--- DATASET ROWS ---
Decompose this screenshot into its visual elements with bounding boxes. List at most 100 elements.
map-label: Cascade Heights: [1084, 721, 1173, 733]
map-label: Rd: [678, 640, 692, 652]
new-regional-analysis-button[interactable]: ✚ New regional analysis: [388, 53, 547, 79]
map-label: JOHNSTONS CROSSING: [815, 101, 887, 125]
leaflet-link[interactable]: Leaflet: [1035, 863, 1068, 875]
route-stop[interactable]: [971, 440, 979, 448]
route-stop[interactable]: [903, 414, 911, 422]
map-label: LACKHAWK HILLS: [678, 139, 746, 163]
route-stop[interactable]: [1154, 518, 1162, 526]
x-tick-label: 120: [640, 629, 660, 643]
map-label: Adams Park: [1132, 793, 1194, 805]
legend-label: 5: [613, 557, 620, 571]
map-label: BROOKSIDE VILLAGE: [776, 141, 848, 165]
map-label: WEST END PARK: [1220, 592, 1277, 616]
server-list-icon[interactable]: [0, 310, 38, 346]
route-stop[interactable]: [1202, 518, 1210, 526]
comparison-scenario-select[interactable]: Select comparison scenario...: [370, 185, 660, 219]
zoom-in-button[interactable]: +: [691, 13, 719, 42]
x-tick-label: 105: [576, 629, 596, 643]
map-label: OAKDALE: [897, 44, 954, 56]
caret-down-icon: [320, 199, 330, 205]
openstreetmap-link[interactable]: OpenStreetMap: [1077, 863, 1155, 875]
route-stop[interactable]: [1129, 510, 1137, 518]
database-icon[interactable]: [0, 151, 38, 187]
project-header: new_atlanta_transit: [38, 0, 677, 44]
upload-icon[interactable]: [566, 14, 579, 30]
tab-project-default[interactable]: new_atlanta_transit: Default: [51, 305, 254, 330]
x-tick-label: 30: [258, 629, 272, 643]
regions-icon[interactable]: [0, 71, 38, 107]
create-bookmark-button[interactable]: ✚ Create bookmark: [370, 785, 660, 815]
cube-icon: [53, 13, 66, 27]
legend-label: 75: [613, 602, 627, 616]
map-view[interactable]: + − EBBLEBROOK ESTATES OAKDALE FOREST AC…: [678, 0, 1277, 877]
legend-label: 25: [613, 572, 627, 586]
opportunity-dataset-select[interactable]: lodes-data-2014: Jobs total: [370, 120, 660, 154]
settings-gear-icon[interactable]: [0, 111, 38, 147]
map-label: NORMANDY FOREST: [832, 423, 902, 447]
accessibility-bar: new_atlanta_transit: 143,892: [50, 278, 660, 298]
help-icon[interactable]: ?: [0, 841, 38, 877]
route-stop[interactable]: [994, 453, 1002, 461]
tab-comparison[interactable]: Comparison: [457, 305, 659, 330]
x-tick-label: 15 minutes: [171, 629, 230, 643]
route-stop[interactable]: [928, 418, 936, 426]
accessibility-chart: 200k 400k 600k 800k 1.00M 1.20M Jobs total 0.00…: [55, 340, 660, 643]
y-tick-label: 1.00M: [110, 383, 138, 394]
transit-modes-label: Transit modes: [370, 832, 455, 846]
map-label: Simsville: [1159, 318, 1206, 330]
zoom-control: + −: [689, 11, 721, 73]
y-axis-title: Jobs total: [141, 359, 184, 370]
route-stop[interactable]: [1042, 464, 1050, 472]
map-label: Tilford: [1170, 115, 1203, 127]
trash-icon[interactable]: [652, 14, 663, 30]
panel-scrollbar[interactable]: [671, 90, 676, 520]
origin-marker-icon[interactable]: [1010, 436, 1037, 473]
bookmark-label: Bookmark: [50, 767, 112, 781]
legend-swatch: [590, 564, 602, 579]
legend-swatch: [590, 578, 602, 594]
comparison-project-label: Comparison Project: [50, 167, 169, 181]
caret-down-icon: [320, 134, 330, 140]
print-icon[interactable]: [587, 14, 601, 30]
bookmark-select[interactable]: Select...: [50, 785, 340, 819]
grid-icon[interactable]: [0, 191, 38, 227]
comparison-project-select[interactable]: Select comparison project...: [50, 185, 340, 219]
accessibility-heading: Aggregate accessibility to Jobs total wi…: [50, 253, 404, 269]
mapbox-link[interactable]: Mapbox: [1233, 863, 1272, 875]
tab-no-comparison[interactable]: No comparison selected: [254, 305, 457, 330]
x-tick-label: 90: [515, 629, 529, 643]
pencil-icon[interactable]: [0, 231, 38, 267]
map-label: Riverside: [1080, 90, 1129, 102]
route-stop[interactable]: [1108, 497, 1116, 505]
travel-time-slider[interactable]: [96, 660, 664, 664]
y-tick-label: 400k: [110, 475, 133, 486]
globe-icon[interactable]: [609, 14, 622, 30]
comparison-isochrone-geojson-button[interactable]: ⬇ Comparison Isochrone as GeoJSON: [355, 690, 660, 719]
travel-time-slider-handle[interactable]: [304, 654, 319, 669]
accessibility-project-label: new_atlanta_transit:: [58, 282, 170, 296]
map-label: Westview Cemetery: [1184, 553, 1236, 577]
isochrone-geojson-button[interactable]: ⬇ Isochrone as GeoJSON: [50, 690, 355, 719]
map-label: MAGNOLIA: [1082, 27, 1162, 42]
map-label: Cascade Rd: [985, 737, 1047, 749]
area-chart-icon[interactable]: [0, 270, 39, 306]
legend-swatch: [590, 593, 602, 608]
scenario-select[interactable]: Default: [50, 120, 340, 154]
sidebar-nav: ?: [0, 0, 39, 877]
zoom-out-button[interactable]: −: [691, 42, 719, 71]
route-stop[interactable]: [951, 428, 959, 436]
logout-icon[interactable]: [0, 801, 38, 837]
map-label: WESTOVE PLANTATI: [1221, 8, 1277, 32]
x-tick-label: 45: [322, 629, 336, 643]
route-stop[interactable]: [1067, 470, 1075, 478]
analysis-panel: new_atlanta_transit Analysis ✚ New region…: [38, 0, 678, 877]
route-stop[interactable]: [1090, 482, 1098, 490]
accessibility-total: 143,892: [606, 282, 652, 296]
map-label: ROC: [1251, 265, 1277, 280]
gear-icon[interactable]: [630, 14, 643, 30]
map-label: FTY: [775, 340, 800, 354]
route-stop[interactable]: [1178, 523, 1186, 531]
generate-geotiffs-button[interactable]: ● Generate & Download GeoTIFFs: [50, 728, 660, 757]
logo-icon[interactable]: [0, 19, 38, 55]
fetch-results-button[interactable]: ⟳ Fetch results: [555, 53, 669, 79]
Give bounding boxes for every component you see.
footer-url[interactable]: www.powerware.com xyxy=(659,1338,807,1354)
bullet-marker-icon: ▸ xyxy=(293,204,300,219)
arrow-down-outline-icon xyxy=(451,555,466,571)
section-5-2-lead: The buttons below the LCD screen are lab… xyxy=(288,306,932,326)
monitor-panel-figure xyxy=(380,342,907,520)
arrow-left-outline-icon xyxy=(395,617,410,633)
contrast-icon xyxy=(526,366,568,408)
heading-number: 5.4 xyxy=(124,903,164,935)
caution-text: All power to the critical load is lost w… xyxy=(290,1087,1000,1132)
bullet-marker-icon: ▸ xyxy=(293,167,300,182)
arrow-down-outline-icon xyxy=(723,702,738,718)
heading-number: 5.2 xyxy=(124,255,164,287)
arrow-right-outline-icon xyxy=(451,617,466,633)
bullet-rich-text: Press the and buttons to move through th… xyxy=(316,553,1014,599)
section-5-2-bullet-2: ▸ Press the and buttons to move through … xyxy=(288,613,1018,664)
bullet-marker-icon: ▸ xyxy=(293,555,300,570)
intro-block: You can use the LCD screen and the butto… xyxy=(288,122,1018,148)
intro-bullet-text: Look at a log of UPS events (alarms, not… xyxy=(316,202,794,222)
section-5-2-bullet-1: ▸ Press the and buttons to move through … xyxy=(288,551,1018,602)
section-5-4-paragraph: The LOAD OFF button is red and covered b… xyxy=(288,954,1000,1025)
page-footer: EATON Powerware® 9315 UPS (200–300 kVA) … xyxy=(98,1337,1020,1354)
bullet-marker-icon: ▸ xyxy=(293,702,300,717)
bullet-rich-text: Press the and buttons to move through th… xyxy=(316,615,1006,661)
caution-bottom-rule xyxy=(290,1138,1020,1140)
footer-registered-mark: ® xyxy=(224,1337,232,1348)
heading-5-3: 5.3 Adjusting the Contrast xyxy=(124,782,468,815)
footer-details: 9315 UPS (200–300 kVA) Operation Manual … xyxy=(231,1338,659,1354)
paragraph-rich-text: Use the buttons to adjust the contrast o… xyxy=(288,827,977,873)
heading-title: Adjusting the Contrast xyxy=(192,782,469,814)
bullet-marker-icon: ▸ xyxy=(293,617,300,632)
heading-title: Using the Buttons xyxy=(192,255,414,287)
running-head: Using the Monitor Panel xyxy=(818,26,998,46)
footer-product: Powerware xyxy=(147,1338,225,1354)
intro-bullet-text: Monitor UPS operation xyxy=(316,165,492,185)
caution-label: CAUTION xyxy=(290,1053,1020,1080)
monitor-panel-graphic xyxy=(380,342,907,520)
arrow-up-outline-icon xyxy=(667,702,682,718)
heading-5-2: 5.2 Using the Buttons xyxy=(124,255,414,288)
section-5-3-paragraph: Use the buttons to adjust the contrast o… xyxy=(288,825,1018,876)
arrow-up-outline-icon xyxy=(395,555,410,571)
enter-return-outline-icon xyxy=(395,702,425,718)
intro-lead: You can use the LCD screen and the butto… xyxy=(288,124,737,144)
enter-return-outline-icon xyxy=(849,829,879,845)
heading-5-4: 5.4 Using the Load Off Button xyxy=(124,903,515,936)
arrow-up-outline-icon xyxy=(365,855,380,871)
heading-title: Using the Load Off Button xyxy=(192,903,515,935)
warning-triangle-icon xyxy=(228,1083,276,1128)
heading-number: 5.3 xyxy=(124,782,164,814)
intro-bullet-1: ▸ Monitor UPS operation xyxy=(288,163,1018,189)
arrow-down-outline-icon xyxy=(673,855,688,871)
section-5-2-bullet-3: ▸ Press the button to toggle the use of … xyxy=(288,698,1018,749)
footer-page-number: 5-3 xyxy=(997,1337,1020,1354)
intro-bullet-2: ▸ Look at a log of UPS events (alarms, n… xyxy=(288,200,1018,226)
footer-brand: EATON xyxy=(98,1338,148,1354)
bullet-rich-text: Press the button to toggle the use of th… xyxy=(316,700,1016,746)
---
→ WHAT NEEDS TO BE DONE
Starting at the first line of the items and ending at the line that contains "upload-icon[interactable]: [566, 14, 579, 30]", convert those lines into a Markdown table with the columns Row and Line, numbering each row and omitting blank lines.

→ RESULT OF THIS EXERCISE
| Row | Line |
|---|---|
| 1 | Decompose this screenshot into its visual elements with bounding boxes. List at most 100 elements. |
| 2 | map-label: Cascade Heights: [1084, 721, 1173, 733] |
| 3 | map-label: Rd: [678, 640, 692, 652] |
| 4 | new-regional-analysis-button[interactable]: ✚ New regional analysis: [388, 53, 547, 79] |
| 5 | map-label: JOHNSTONS CROSSING: [815, 101, 887, 125] |
| 6 | leaflet-link[interactable]: Leaflet: [1035, 863, 1068, 875] |
| 7 | route-stop[interactable]: [971, 440, 979, 448] |
| 8 | route-stop[interactable]: [903, 414, 911, 422] |
| 9 | map-label: LACKHAWK HILLS: [678, 139, 746, 163] |
| 10 | route-stop[interactable]: [1154, 518, 1162, 526] |
| 11 | x-tick-label: 120: [640, 629, 660, 643] |
| 12 | map-label: Adams Park: [1132, 793, 1194, 805] |
| 13 | legend-label: 5: [613, 557, 620, 571] |
| 14 | map-label: BROOKSIDE VILLAGE: [776, 141, 848, 165] |
| 15 | map-label: WEST END PARK: [1220, 592, 1277, 616] |
| 16 | server-list-icon[interactable]: [0, 310, 38, 346] |
| 17 | route-stop[interactable]: [1202, 518, 1210, 526] |
| 18 | comparison-scenario-select[interactable]: Select comparison scenario...: [370, 185, 660, 219] |
| 19 | zoom-in-button[interactable]: +: [691, 13, 719, 42] |
| 20 | x-tick-label: 105: [576, 629, 596, 643] |
| 21 | map-label: OAKDALE: [897, 44, 954, 56] |
| 22 | caret-down-icon: [320, 199, 330, 205] |
| 23 | openstreetmap-link[interactable]: OpenStreetMap: [1077, 863, 1155, 875] |
| 24 | route-stop[interactable]: [1129, 510, 1137, 518] |
| 25 | database-icon[interactable]: [0, 151, 38, 187] |
| 26 | project-header: new_atlanta_transit: [38, 0, 677, 44] |
| 27 | upload-icon[interactable]: [566, 14, 579, 30] |